**WHAT IS EXPECTED**
State the number of lines that include the string "JSON", and write nothing else.

Entries with figure data
>>>>>

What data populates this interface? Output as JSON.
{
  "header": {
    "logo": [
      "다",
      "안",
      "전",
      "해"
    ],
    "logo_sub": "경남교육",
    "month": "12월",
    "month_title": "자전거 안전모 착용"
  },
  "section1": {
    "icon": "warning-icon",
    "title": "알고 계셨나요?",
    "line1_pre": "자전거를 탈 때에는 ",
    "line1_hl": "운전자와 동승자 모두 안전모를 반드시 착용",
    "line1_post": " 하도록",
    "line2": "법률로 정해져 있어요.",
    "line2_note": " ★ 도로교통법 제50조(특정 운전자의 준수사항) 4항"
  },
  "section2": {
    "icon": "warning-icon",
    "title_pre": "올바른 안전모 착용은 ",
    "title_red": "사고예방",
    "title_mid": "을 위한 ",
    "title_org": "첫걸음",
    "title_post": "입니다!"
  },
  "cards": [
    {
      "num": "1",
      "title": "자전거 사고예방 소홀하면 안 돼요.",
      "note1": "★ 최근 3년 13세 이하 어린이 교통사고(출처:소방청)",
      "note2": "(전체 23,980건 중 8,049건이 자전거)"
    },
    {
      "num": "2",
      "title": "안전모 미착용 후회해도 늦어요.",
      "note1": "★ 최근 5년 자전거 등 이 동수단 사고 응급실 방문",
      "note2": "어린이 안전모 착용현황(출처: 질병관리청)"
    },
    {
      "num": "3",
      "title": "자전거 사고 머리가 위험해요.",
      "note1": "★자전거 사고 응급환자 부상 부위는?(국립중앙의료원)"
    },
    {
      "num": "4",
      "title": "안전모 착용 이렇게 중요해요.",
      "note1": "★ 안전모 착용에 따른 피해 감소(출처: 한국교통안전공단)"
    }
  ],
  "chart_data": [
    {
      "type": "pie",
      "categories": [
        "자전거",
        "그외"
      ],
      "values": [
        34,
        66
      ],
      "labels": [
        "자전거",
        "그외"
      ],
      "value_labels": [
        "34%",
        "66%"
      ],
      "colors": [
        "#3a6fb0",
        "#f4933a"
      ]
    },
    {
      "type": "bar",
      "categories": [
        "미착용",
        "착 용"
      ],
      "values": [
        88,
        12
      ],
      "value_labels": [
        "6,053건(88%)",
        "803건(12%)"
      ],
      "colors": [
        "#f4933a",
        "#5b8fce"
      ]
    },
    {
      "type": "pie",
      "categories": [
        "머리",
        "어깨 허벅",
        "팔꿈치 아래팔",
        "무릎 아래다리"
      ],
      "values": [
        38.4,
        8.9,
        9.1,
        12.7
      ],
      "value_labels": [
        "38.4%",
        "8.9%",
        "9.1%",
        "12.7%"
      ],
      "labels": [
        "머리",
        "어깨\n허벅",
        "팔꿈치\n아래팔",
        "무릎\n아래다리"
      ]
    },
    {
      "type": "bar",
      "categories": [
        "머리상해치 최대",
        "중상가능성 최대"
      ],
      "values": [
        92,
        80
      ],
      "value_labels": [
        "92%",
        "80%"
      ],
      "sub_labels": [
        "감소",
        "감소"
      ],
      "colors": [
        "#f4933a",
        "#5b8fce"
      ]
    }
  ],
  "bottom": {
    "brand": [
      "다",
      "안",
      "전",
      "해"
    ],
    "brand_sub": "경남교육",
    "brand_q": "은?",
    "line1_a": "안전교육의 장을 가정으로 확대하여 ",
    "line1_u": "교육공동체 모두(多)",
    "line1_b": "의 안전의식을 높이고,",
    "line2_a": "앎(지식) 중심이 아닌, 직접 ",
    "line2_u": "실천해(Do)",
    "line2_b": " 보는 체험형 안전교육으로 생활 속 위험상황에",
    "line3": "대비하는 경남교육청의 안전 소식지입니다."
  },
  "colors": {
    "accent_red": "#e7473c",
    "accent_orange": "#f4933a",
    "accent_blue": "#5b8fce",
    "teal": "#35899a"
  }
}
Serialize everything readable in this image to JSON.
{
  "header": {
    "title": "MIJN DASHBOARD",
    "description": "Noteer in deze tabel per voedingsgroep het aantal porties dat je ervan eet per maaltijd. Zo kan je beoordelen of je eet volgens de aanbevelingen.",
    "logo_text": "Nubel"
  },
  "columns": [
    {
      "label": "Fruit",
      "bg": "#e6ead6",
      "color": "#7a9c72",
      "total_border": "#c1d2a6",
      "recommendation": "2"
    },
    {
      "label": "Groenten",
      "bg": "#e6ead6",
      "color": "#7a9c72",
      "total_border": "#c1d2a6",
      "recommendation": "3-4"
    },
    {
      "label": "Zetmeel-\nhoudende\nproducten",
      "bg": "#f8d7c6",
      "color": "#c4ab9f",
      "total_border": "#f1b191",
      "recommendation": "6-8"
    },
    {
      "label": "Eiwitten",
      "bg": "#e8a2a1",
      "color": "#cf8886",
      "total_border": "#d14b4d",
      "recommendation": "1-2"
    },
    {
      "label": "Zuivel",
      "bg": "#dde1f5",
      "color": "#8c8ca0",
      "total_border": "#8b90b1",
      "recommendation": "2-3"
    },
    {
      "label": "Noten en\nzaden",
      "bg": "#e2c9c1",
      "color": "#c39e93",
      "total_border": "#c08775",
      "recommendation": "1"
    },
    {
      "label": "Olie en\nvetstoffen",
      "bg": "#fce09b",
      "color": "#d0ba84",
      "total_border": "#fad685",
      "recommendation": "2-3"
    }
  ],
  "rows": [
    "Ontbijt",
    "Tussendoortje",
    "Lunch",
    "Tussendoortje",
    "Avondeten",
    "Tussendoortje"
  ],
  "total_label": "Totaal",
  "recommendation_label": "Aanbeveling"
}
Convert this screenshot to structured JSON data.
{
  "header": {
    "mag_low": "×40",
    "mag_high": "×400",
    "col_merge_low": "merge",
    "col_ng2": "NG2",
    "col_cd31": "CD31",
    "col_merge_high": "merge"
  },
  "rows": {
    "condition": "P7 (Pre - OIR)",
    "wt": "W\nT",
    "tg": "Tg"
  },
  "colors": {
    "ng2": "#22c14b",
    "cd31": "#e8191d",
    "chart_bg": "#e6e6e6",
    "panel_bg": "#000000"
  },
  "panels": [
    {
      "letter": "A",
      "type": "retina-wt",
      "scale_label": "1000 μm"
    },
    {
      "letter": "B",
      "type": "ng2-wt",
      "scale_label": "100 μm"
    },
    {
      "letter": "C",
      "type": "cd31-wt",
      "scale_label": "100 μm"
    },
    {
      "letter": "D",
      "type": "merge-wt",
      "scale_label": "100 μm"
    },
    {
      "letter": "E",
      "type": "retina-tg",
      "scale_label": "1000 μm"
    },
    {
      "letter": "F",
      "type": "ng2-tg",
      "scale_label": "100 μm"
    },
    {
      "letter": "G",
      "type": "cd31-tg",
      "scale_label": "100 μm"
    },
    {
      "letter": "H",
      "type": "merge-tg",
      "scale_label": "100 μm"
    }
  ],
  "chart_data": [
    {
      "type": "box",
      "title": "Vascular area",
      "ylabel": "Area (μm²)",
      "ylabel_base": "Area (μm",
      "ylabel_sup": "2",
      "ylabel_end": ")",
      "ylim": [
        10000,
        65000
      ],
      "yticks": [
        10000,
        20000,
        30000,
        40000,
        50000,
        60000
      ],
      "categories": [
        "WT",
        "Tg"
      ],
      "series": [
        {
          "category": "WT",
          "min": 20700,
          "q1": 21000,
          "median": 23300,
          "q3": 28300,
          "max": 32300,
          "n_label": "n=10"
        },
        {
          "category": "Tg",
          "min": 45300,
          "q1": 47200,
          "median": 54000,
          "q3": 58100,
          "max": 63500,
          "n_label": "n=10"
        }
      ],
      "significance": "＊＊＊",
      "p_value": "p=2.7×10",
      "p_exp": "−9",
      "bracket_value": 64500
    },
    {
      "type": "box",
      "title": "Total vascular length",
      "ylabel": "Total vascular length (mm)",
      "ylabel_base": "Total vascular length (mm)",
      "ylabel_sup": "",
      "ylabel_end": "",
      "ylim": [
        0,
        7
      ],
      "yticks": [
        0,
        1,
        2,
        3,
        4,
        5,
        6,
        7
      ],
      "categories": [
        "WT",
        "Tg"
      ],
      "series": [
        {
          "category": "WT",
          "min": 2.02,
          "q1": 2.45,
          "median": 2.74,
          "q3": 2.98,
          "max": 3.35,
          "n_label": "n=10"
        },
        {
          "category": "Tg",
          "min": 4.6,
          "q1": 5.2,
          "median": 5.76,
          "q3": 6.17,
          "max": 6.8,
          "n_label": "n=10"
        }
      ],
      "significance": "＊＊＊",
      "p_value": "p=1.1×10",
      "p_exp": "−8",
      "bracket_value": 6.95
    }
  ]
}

<<<<<

**THE COMPLETED TASK**
3